■ **Aim 1**
In the entries, switch "screenshot" to "image" in the lines starting with the line that contains "List every element" and going through the line that contains "- Text: N: N: [187, 184, 197, 197]", and leave everything else unchanged. Write out only those lines and omit the pictures.

■ **Page**
■ ■ ■
People have been going on about software compatability with SA for ages
now (considering the number of posts about it it _seems_ like ages!) and
several times people have suggested turning off the cache.
I have two questions about this:
1) How can turning off the cache affect compatability - doesn't this only
affect the speed at which the code runs?
2) Several people have said that the SA110 with cache off would run
slower than an ARM610. Does the small primary cache on the 610 have such
a great affect, or is this only true for benchmark tests which can 'fit'
inside the cache?
Any takers?
-- . -- .
( ) Nigel Parker - nc...@cam.ac.uk
( (/oo\) )
( \''/ ) and Friends WW
( \/ ) wwwwww /__\
( ) w"ww ww"w | oo | _WWWWW_
oo ( ) W o""o W (o)(o) (|_()_|) / o o \ (+)(+)
w"()"w ( )W ______ W w" "w \__/ (| __O__ |)/ \
W -==- W ( ) "w \_\/_/ w" W -====- W /|\/|\ \ \___/ / \ -==- /
"wwww" ' -- ' ww""wwwwww""ww "w w" |||||||| /-------\ \ /
w" "w = = |||||||||||| w""""""""""w |||||||||=========| <\/\/\/>
Elmo Big Bird Oscar Cookie Monster Bert Ernie Kermit
'Fraid not. The cache actually alters the programmers model,
because you can't make any assumptions about being able to run
code in memory you've just written to. (Other than the
assumption that you probably can't.)
> 2) Several people have said that the SA110 with cache off
> would run slower than an ARM610. Does the small primary
> cache on the 610 have such a great affect, or is this only
> true for benchmark tests which can 'fit' inside the cache?
Well it has some effect otherwise they wouldn't put one on. If
you think about it, turning off the cache on the StrongARM means
that it is limited entirely by the speed of the bus. The ARM610
with the cache enabled is not - it is limited merely by its own
performance potential. Without the cache, the ARM610 would also
be bus-limited. So if you compare a processor which is running
faster than it would if it were limited by the bus with a
similar processor which is being limited by the bus, it should
be no suprise that the former runs faster.
It will affect most code. Otherwise a RiscPC would only be
slightly more than twice as fast as an unexpanded A440.
--
Ian Griffiths
> People have been going on about software compatability with SA for ages
> now (considering the number of posts about it it _seems_ like ages!) and
> several times people have suggested turning off the cache.
>
> I have two questions about this:
>
> 1) How can turning off the cache affect compatability - doesn't this only
> affect the speed at which the code runs?
Nope, because the problem is that code that modifies itself may only
modify the copy in the cache and not the one in the main memory. Thus
leading to corrupted code. If you turn off the cache, then main memory
has to be modified on every access.
> 2) Several people have said that the SA110 with cache off would run
> slower than an ARM610. Does the small primary cache on the 610 have such
> a great affect, or is this only true for benchmark tests which can 'fit'
> inside the cache?
■ ■ ■
■ **Stored dataset items**
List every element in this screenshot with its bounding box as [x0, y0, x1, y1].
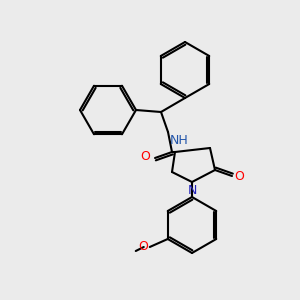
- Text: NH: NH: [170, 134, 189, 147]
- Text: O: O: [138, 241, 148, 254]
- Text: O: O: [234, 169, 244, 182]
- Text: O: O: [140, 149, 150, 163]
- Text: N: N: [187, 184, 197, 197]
■ ■ ■
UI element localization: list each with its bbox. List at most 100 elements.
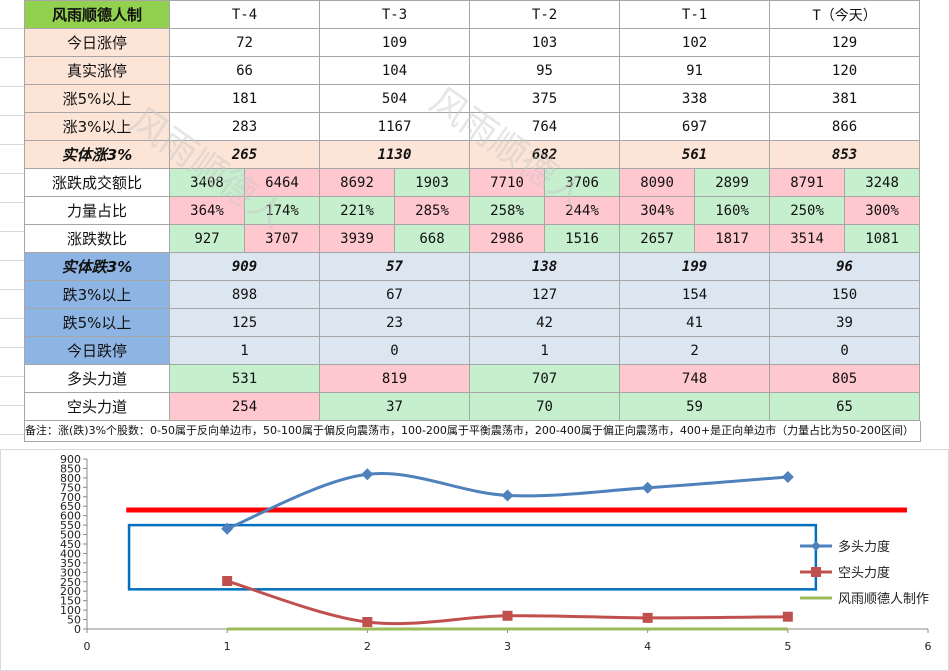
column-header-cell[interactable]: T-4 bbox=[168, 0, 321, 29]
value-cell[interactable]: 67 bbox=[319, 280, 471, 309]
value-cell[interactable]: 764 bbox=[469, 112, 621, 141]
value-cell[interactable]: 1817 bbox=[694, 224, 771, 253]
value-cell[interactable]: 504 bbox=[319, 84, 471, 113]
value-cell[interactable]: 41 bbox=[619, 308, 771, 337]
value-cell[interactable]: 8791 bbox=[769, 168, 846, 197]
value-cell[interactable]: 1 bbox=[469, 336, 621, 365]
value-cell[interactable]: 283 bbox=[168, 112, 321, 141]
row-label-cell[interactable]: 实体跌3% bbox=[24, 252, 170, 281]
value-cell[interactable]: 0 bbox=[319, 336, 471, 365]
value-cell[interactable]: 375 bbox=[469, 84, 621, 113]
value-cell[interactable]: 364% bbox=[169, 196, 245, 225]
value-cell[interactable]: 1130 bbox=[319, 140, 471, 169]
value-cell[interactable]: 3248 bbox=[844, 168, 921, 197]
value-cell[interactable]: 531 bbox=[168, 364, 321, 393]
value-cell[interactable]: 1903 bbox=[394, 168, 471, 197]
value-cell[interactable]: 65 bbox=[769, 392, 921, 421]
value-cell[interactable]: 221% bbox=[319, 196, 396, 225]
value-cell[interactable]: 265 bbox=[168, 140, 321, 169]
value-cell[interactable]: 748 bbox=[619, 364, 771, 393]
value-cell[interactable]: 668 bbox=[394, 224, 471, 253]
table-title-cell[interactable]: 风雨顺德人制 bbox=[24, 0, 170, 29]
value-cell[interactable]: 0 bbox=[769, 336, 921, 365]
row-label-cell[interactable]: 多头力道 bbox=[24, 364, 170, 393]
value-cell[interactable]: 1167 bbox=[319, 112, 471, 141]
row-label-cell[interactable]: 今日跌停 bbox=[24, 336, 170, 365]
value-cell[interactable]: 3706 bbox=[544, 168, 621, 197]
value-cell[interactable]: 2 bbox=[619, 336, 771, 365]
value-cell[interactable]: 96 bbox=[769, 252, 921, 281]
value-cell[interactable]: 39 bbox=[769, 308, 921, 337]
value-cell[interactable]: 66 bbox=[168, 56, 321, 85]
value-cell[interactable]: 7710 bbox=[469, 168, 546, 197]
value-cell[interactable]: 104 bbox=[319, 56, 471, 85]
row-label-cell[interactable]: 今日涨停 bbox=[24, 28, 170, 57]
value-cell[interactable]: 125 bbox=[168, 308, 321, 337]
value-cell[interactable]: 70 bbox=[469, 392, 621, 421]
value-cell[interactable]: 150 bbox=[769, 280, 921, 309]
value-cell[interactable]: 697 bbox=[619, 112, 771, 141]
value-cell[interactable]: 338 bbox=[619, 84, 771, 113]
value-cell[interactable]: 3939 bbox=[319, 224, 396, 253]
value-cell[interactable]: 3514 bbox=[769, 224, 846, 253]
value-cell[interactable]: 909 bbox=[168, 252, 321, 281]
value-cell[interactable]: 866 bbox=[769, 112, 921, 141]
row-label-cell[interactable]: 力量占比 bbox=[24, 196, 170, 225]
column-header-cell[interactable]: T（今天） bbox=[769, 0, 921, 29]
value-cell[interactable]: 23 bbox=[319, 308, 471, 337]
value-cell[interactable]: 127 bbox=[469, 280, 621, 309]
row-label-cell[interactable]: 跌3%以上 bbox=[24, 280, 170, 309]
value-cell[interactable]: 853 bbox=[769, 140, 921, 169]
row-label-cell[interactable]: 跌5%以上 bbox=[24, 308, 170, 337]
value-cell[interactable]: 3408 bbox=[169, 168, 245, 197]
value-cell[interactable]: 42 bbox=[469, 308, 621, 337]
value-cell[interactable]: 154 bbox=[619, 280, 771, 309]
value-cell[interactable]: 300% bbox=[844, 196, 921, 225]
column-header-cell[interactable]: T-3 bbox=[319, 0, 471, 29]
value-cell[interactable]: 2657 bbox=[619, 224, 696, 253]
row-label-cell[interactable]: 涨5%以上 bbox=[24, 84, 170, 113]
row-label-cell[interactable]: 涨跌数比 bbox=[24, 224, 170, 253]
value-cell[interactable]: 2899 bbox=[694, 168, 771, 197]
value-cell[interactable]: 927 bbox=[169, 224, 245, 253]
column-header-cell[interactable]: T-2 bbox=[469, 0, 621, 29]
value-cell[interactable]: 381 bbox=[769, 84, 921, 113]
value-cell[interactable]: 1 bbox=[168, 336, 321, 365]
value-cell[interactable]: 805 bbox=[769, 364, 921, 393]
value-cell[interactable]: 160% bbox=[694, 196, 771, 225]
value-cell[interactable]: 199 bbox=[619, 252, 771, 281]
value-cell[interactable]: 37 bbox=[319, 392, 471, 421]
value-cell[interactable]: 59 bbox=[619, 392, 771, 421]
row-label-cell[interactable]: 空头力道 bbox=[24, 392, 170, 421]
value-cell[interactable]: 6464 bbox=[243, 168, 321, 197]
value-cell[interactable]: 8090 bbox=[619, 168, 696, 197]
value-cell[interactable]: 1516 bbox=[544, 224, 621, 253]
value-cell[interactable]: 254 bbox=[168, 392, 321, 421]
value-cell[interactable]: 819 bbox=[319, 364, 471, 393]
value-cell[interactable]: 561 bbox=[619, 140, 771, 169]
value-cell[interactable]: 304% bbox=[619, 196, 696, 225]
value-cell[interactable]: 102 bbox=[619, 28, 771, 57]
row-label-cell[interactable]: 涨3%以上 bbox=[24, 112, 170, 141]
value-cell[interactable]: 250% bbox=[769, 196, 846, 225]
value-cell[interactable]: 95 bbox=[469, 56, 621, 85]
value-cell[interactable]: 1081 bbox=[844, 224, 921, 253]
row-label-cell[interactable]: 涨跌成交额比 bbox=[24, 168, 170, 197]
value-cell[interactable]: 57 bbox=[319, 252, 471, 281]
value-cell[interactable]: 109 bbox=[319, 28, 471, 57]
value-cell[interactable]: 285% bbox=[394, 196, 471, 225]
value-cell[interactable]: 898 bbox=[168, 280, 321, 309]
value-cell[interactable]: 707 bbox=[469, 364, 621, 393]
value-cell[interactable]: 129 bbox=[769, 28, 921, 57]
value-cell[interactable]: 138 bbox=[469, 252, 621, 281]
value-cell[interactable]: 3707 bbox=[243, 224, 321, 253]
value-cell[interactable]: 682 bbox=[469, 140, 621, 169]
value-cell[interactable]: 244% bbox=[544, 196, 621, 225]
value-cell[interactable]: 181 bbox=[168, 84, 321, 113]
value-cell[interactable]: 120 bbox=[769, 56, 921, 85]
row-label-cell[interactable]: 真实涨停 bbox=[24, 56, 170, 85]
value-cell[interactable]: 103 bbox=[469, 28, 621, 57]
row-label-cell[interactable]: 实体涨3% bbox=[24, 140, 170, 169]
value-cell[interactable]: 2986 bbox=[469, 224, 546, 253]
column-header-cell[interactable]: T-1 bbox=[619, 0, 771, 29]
■ ■ ■
■ **Aim 2**
Answer these questions about the thread on turning off the cache:
(a) What is the StrongARM limited entirely by when its cache is turned off?
(b) Which copy of code might self-modifying code change instead of the one in main memory?
(c) What machine would a RiscPC be only slightly more than twice as fast as if the cache did not affect most code?

■ **Task result 1**
List every element in this image with its bounding box as [x0, y0, x1, y1].
- Text: NH: NH: [170, 134, 189, 147]
- Text: O: O: [138, 241, 148, 254]
- Text: O: O: [234, 169, 244, 182]
- Text: O: O: [140, 149, 150, 163]
- Text: N: N: [187, 184, 197, 197]

■ **Task result 2**
(a) The speed of the bus.
(b) The copy in the cache.
(c) An unexpanded A440.